WRITTEN EXERCISE
Gather up every line that includes the string "screenshot".

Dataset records
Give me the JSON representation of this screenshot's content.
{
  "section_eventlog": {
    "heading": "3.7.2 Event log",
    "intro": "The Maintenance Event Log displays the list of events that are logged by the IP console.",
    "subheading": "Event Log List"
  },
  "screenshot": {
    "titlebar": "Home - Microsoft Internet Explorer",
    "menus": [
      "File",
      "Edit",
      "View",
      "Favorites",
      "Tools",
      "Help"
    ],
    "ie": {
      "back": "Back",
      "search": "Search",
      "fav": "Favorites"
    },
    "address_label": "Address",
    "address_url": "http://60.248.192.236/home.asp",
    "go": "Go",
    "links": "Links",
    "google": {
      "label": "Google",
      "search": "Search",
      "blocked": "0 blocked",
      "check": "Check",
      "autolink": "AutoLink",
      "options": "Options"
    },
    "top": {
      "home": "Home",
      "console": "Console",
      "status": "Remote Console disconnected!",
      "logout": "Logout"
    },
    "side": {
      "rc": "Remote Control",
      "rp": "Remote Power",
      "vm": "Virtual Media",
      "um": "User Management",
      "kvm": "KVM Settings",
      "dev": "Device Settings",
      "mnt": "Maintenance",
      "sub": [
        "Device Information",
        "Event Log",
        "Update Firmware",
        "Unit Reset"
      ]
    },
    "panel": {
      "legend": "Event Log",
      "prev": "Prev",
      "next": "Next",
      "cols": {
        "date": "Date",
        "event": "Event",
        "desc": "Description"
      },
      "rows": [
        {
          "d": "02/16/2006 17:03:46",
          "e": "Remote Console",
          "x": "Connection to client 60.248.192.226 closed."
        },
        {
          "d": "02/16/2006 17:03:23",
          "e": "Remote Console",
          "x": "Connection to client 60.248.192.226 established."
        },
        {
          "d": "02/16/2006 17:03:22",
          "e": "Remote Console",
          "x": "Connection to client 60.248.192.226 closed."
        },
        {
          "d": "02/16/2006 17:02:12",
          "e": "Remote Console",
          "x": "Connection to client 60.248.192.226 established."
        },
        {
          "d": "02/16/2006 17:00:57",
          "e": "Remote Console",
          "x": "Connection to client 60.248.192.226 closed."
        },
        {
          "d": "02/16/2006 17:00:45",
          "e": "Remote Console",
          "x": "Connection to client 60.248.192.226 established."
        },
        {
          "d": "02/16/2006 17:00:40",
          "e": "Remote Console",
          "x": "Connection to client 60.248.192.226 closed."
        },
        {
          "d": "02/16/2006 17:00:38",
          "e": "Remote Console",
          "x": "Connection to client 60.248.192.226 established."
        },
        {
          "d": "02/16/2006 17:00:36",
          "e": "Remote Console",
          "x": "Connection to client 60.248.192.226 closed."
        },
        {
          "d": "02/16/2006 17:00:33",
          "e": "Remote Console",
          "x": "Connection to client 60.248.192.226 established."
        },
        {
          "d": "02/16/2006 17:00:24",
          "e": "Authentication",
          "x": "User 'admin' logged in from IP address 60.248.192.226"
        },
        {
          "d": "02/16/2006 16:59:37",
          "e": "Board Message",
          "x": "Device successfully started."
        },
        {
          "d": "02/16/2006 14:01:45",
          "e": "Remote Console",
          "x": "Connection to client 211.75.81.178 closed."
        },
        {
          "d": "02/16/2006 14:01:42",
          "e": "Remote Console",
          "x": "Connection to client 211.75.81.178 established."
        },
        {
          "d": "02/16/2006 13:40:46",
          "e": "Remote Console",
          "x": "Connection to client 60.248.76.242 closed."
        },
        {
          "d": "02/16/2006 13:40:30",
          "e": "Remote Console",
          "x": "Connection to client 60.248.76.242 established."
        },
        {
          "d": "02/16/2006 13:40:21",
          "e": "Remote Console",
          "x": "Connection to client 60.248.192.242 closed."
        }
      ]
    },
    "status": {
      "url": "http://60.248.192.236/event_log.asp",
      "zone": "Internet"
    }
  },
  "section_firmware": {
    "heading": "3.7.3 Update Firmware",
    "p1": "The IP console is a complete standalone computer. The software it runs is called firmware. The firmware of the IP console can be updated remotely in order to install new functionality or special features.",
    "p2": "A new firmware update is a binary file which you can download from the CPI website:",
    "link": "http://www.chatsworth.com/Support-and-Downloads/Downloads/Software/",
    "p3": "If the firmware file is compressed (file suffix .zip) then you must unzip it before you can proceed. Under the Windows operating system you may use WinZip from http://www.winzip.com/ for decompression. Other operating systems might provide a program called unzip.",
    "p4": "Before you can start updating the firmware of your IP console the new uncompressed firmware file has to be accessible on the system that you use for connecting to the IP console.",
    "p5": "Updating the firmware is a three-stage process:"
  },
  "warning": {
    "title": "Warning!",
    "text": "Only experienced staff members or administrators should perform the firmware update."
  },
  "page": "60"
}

ANSWER TO THIS TASK
Give me the JSON representation of this screenshot's content.
  "screenshot": {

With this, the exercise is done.